▶ **Task 1**
Rewrite the records from the line with "Itemize the components" up to and including the line with "Point bbox=[522, 665, 544, 680]" as a Markdown table with two columns, Row and Record line, numbering each line and leaving out any blank lines.

The Task Force blueprint was the culmination of several years of specific
efforts to launch a concrete program aimed at the physical merger of the U.S.
with other nations in the hemisphere. As weve noted, one of the principal
authors of that CFR proposal is Dr. Robert Pastor. More than a year before the
Waco summit, the CFR publicly floated the idea with an important article by
Pastor entitled, North Americas Second Decade, in the January/February 2004
issue of its flagship journal, Foreign Affairs.
NAFTA was merely the first draft of an economic constitution for North
America, Pastor explained to the elite in-the-know readership of the journal.
The CFR spinmeisters repeatedly insisted for over a decade that NAFTA was
merely a trade agreement. Now they are being a bit more candid: NAFTA was
merely the first draft of an ongoing dynamic, permanent process. The border
demolition is part of the next draft, which is intended to deal with political
and security issues.
Overcoming the tension between security and trade, said Pastor, requires a
bolder approach to continental integration. So he boldly proposed, among other
things, a North American customs union with a common external tariff (CET),
which would significantly reduce border inspections. (Emphasis added.) In
addition, he says, the Department of Homeland Security should expand its
mission to cover the entire continent by incorporating Mexican and Canadian
perspectives and personnel into its design and operation.

[Data lines]
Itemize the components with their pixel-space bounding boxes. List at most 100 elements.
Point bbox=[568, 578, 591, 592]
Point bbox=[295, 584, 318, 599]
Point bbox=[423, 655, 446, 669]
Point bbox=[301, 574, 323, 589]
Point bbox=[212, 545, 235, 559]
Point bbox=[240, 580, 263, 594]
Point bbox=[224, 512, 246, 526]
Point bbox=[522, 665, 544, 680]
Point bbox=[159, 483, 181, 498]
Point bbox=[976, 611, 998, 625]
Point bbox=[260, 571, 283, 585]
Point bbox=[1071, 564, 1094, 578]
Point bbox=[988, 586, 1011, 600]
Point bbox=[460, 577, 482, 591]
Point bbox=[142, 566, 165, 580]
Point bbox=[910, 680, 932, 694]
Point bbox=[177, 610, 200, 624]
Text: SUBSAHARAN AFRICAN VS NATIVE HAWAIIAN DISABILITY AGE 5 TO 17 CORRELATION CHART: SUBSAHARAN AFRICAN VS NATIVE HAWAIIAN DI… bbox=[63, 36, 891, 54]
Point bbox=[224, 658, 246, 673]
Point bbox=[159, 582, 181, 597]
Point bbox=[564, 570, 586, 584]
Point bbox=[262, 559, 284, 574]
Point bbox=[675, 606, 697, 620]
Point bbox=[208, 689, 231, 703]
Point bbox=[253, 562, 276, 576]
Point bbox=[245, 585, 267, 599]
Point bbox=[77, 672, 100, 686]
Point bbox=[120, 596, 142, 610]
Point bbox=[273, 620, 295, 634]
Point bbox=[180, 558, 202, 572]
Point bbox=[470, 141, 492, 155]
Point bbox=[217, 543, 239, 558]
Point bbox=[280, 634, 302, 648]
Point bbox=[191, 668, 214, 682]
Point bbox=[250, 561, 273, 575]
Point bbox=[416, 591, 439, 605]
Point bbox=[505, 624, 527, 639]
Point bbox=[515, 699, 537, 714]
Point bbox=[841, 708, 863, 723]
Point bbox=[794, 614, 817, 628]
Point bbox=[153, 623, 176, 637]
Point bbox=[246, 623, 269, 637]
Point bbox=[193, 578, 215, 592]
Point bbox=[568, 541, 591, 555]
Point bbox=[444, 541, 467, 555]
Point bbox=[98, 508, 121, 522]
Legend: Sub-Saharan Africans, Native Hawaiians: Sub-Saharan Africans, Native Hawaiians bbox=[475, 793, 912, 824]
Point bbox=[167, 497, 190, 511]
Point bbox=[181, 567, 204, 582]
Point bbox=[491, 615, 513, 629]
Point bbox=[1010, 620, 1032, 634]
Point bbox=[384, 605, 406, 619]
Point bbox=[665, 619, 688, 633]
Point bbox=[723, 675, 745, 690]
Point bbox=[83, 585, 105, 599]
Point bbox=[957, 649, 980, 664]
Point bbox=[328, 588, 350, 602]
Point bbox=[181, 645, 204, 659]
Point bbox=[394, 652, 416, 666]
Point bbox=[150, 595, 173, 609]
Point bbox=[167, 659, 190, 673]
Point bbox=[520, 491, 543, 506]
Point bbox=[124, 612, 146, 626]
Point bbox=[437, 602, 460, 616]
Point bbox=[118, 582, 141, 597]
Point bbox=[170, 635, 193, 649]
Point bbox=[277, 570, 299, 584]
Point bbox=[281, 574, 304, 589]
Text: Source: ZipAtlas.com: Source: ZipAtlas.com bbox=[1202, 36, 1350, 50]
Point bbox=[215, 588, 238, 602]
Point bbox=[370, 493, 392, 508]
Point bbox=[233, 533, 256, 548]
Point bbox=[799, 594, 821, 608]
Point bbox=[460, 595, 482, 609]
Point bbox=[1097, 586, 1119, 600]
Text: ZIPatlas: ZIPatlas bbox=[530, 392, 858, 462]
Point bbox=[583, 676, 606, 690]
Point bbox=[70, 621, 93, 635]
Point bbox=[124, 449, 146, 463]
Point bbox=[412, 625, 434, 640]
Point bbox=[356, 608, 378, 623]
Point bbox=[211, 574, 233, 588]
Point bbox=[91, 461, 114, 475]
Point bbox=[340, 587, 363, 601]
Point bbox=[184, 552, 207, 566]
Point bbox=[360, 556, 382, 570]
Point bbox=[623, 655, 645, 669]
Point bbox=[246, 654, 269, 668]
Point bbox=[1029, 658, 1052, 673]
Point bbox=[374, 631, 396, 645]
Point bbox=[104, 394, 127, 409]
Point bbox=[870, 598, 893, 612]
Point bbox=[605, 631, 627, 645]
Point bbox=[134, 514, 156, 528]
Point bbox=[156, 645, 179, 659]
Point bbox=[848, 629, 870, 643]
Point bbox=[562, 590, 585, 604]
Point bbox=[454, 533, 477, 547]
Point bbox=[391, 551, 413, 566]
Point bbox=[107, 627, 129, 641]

---

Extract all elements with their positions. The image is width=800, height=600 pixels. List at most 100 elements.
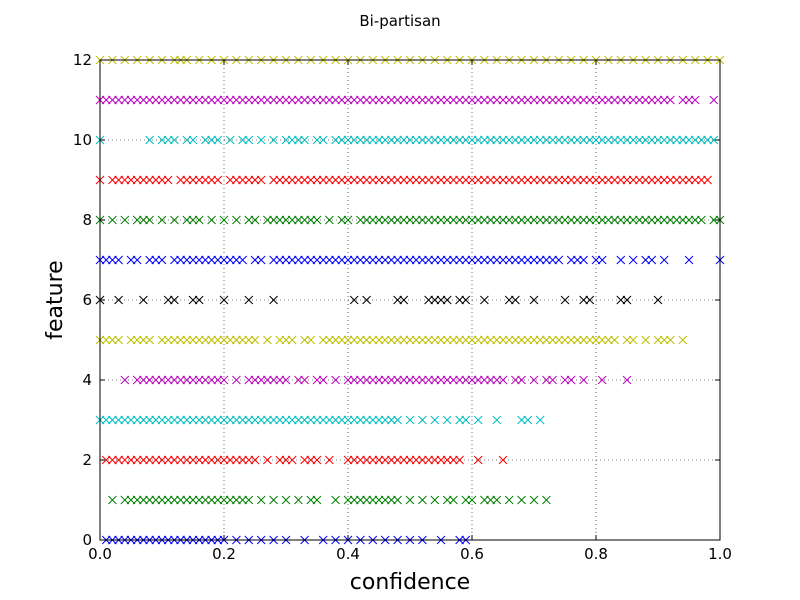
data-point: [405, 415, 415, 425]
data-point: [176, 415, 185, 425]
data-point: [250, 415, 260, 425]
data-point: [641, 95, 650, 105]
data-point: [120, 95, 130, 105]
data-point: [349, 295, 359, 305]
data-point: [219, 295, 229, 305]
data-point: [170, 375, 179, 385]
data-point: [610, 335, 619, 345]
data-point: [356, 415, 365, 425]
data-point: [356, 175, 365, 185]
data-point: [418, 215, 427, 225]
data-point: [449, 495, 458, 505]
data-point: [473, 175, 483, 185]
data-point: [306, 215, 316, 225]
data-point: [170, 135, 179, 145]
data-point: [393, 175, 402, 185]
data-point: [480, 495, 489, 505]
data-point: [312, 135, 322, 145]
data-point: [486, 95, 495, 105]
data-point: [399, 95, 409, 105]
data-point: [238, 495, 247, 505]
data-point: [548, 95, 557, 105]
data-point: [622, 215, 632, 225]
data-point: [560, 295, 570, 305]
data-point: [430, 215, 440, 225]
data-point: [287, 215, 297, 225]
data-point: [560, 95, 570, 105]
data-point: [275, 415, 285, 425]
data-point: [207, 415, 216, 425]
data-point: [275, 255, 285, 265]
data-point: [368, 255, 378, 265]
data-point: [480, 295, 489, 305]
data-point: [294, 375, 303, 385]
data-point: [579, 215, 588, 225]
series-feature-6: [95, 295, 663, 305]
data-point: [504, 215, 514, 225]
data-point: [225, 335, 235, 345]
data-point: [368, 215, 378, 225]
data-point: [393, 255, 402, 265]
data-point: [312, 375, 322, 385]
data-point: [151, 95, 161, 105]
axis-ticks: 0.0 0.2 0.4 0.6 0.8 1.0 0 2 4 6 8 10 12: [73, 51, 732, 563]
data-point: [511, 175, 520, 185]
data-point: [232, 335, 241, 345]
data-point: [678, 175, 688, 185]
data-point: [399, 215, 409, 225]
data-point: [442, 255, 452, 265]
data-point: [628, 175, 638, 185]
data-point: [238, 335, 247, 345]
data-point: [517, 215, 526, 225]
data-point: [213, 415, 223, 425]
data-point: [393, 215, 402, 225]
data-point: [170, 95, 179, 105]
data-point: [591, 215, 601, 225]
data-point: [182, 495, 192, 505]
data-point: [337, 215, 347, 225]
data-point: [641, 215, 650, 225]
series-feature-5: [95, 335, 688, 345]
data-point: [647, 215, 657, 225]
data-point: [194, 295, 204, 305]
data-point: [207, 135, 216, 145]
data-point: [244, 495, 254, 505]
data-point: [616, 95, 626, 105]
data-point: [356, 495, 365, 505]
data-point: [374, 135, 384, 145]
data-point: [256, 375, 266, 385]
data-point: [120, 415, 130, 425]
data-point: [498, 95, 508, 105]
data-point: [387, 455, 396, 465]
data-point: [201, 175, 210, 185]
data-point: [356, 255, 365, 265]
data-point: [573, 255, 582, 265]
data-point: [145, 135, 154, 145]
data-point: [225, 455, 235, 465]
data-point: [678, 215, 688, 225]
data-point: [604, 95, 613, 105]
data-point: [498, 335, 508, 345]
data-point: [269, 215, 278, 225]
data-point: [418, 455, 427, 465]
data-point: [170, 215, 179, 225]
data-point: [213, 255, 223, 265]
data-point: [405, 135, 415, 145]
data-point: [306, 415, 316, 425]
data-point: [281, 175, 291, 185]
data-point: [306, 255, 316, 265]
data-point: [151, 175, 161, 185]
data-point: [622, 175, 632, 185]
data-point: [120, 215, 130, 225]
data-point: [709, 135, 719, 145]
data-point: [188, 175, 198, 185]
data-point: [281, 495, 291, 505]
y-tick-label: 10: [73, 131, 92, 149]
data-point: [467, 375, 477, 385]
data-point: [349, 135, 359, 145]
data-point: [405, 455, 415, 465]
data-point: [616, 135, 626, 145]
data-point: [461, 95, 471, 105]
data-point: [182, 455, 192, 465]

==

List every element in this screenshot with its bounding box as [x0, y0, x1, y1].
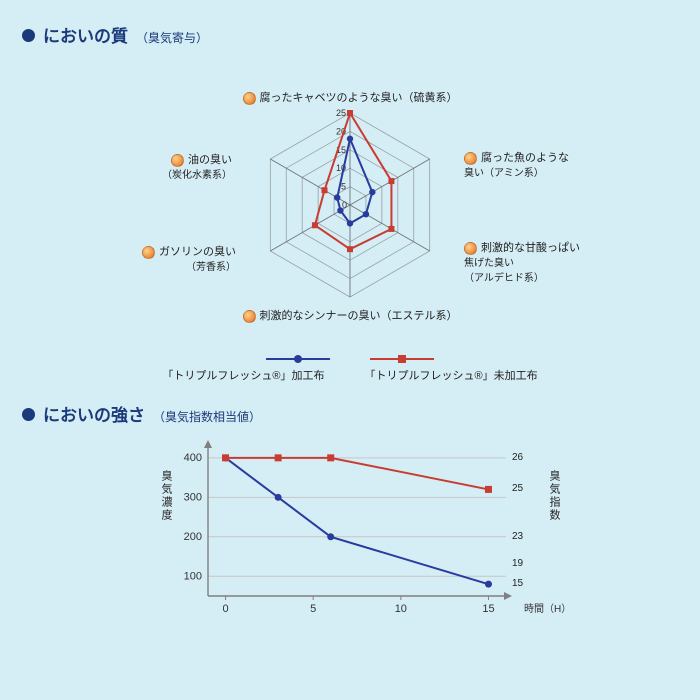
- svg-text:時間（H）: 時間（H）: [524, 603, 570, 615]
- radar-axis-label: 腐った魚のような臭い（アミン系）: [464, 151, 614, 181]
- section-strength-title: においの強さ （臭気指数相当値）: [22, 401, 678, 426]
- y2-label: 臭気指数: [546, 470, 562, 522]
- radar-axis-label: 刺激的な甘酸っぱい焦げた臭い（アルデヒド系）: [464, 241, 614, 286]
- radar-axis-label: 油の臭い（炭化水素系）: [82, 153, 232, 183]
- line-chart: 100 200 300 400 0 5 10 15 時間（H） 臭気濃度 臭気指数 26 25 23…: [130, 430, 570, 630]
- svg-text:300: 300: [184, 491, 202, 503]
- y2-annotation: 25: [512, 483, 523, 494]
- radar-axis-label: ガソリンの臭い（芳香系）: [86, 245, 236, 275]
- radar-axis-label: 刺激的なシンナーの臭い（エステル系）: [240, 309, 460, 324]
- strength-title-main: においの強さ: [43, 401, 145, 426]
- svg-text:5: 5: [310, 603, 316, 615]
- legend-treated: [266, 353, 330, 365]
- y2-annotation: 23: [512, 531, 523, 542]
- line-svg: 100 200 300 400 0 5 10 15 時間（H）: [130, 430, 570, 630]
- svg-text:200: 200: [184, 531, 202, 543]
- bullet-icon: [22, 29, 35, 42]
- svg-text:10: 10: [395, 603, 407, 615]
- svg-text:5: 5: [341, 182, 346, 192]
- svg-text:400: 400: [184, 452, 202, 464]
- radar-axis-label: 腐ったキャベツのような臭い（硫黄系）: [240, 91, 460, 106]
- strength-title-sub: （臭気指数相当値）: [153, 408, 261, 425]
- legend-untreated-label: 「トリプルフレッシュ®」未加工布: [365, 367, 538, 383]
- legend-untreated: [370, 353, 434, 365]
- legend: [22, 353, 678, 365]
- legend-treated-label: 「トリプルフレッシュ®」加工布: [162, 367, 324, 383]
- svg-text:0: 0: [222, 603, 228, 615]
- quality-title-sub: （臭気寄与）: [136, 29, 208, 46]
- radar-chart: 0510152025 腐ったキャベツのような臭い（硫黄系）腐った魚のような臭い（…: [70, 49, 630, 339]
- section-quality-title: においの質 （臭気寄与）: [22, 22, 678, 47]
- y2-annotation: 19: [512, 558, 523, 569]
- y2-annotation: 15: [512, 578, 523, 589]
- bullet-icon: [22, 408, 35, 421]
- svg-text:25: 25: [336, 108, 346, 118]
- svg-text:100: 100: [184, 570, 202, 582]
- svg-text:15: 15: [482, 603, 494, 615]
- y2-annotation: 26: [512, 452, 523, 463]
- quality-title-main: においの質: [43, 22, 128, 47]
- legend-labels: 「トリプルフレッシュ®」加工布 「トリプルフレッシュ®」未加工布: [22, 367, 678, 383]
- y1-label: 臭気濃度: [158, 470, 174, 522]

▶ **Task 2**
Extend the passage on North American integration, picking up right after its last sentence.

▶ **Written reply 1**
| Row | Record line |
|---|---|
| 1 | Itemize the components with their pixel-space bounding boxes. List at most 100 elements. |
| 2 | Point bbox=[568, 578, 591, 592] |
| 3 | Point bbox=[295, 584, 318, 599] |
| 4 | Point bbox=[423, 655, 446, 669] |
| 5 | Point bbox=[301, 574, 323, 589] |
| 6 | Point bbox=[212, 545, 235, 559] |
| 7 | Point bbox=[240, 580, 263, 594] |
| 8 | Point bbox=[224, 512, 246, 526] |
| 9 | Point bbox=[522, 665, 544, 680] |

▶ **Written reply 2**
Pastor opines that, properly managed, the post-9/11 security fears would
serve as a catalyst for deeper integration. That would require new
structures, he says, to assure mutual security. It would also require, he
notes, a redefinition of security that puts the United States, Mexico, and
Canada inside a continental perimeter.
He means a very radical redefinition of security, to say the least. The claim
by Pastor and the CFR claque that stretching our already dangerously porous
borders to include two additional huge countries both of which are already
fraught with their own serious security problems is so far beyond ludicrous
that it can only be explained as openly fraudulent. That the so-called wise
men of the CFR could actually believe their own propaganda in this case is
preposterous.
After all, as CNNs Lou Dobbs reported on the same June 9 broadcast, Mexico
is descending ever more rapidly into a maelstrom of chaos, corruption, and open
warfare, as rival drug cartels, police, the military, and government officials
(many of whom are in the pockets of the narco-terrorists) battle it out.
Mexico is notorious for official corruption police, military, and elected
and appointed officials from top to bottom. In 1997, it may be recalled,
Mexicos top official in its War on Drugs, Gen. Jesus Gutierrez Rebollo, was
arrested for working with one of the top drug cartels! However, evidence that
came out during the course of his trial pointed to many other top military,
police, and federal officials as accomplices as well.
More than 2,000 Mexican police officers are under investigation for
drug-related corruption, and more than 700 officers have been charged with
serious offenses ranging from kidnapping and murder to taking bribes from the
drug cartels. Mexico, with its close diplomatic ties to Cuba, Venezuela, and
Nicaragua, has also long been a friendly hangout for many revolutionary
terrorist organizations.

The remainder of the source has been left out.